Given task:
Count how many lines of the material hold "document". Respond with that number alone.

Exercise data:

-------------------------

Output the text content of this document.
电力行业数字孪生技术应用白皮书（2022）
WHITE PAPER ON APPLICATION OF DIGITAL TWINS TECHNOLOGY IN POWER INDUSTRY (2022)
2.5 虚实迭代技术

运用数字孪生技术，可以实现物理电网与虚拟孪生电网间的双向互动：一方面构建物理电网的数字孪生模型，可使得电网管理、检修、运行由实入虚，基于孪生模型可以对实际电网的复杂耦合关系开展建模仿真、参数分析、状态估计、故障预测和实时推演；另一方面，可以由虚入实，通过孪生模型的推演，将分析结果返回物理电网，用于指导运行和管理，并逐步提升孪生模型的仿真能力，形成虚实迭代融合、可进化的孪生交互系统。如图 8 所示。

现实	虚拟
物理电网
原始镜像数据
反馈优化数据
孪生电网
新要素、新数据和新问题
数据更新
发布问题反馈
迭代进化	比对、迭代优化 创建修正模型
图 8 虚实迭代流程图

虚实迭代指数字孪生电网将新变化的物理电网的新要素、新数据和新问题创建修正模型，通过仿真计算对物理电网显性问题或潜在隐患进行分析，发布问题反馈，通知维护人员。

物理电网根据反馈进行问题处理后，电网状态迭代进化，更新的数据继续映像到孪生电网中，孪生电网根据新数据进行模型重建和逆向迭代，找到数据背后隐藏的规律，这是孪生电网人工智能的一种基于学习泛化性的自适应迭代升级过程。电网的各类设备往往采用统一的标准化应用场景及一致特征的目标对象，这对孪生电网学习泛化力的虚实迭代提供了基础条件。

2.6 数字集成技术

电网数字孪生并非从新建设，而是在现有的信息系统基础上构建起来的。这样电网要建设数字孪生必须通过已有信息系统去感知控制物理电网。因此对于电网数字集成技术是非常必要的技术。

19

-------------------------

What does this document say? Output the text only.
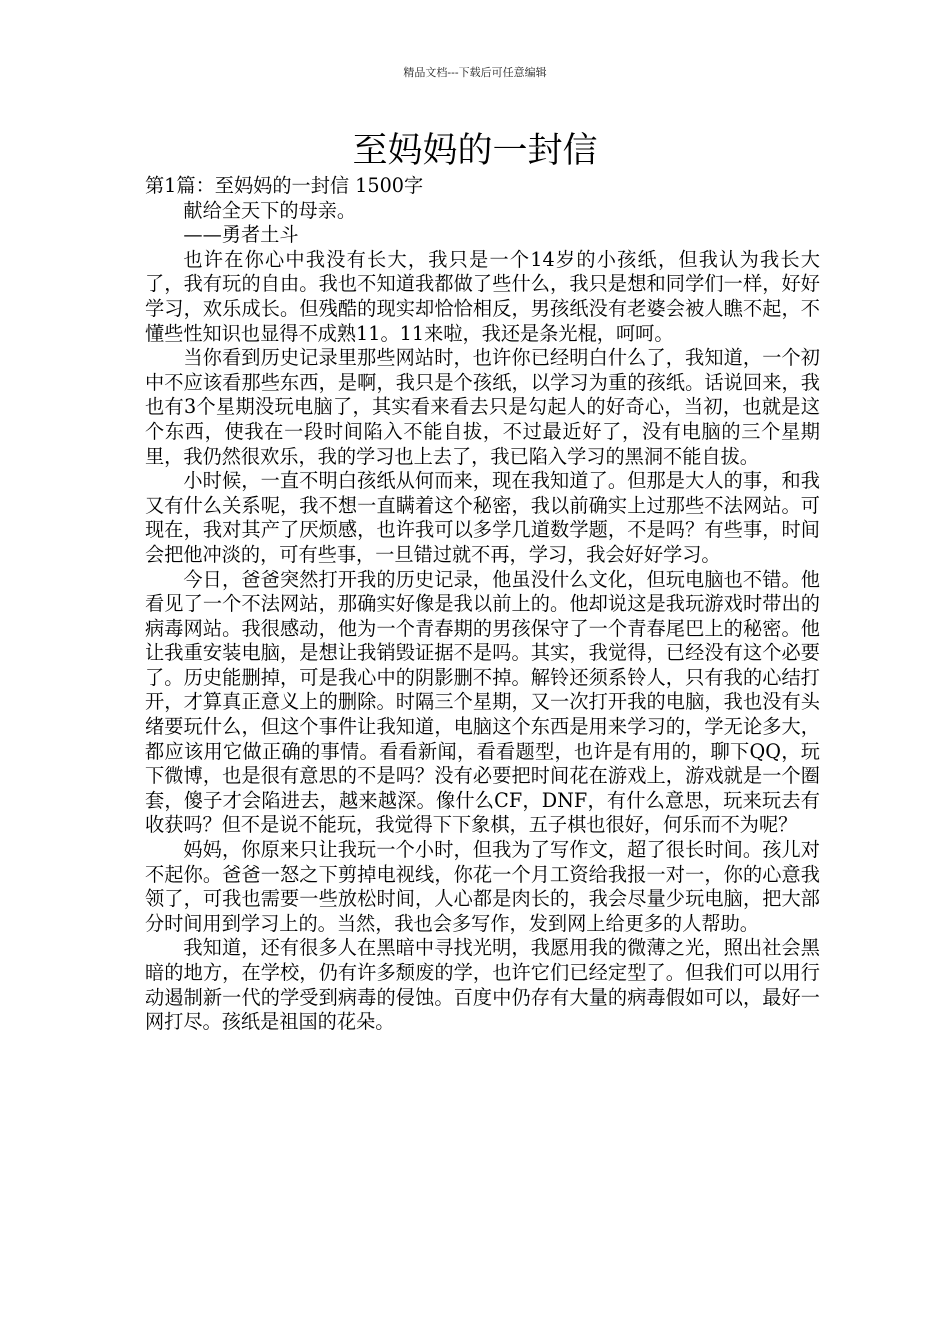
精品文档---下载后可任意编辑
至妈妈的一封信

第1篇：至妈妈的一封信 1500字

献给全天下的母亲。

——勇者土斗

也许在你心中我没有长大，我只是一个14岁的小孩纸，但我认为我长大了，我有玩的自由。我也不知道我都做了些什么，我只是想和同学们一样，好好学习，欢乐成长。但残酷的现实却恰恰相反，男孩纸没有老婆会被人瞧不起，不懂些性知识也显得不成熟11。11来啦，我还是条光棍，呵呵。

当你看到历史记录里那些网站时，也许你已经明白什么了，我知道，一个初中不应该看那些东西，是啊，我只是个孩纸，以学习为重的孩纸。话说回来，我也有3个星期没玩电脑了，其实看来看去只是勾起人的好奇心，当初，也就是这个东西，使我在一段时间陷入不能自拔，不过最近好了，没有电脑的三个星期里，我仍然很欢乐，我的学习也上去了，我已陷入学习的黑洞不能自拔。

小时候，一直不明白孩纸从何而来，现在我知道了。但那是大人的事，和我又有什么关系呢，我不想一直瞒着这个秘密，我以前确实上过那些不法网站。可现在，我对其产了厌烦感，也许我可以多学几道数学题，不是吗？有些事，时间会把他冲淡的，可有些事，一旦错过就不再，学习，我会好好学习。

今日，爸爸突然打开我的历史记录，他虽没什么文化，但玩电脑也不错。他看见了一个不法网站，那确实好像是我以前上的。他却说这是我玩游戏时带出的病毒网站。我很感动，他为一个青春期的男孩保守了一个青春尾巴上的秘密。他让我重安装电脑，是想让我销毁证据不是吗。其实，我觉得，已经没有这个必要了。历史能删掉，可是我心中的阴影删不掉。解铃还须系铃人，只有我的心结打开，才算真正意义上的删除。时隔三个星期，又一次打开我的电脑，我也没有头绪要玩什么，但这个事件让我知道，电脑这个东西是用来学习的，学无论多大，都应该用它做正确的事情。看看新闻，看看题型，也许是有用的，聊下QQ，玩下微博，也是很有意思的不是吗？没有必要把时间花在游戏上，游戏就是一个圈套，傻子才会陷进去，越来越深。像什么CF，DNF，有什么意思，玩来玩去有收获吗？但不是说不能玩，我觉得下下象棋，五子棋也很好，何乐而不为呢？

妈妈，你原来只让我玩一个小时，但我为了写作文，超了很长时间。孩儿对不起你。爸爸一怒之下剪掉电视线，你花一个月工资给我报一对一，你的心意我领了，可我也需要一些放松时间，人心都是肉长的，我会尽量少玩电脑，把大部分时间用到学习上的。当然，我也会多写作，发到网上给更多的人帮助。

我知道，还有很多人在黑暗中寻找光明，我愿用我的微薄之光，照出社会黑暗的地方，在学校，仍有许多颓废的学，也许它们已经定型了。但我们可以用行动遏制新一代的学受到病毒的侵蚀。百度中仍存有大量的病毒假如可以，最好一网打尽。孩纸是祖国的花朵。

-------------------------

Output for this task:
2